**Exercise task**
Every entry must be repeated exactly. Exclude all pictures.

====

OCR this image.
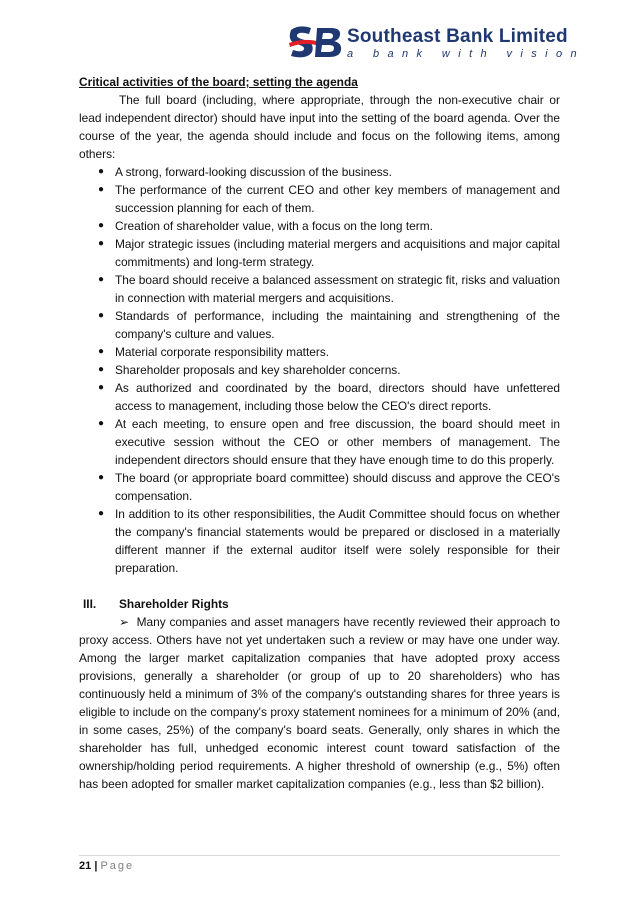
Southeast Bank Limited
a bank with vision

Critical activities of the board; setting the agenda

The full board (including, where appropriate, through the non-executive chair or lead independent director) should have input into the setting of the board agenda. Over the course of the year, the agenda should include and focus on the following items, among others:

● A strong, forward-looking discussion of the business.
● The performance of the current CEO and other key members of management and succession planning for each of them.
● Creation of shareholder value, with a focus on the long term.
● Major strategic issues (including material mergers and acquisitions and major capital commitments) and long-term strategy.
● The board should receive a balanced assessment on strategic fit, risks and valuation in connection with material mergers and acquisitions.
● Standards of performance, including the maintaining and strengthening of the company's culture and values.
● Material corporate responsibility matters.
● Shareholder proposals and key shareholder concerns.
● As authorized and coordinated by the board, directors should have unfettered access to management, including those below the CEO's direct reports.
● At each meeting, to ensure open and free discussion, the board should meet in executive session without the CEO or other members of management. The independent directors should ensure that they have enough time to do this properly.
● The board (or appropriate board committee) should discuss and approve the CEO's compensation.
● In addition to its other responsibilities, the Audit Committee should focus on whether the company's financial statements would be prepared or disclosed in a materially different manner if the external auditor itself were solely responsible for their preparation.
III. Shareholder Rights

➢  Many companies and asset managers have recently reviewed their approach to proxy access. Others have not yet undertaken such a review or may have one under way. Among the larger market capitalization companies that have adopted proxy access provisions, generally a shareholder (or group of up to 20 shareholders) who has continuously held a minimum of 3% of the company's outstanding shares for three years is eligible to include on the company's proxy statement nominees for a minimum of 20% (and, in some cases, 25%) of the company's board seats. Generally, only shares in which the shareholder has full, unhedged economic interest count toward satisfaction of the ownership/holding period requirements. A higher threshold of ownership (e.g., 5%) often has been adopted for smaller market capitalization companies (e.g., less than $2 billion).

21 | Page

====

**Task response**
OCR this image.
Southeast Bank Limited
a bank with vision

Critical activities of the board; setting the agenda

The full board (including, where appropriate, through the non-executive chair or lead independent director) should have input into the setting of the board agenda. Over the course of the year, the agenda should include and focus on the following items, among others:

● A strong, forward-looking discussion of the business.
● The performance of the current CEO and other key members of management and succession planning for each of them.
● Creation of shareholder value, with a focus on the long term.
● Major strategic issues (including material mergers and acquisitions and major capital commitments) and long-term strategy.
● The board should receive a balanced assessment on strategic fit, risks and valuation in connection with material mergers and acquisitions.
● Standards of performance, including the maintaining and strengthening of the company's culture and values.
● Material corporate responsibility matters.
● Shareholder proposals and key shareholder concerns.
● As authorized and coordinated by the board, directors should have unfettered access to management, including those below the CEO's direct reports.
● At each meeting, to ensure open and free discussion, the board should meet in executive session without the CEO or other members of management. The independent directors should ensure that they have enough time to do this properly.
● The board (or appropriate board committee) should discuss and approve the CEO's compensation.
● In addition to its other responsibilities, the Audit Committee should focus on whether the company's financial statements would be prepared or disclosed in a materially different manner if the external auditor itself were solely responsible for their preparation.
III. Shareholder Rights

➢  Many companies and asset managers have recently reviewed their approach to proxy access. Others have not yet undertaken such a review or may have one under way. Among the larger market capitalization companies that have adopted proxy access provisions, generally a shareholder (or group of up to 20 shareholders) who has continuously held a minimum of 3% of the company's outstanding shares for three years is eligible to include on the company's proxy statement nominees for a minimum of 20% (and, in some cases, 25%) of the company's board seats. Generally, only shares in which the shareholder has full, unhedged economic interest count toward satisfaction of the ownership/holding period requirements. A higher threshold of ownership (e.g., 5%) often has been adopted for smaller market capitalization companies (e.g., less than $2 billion).

21 | Page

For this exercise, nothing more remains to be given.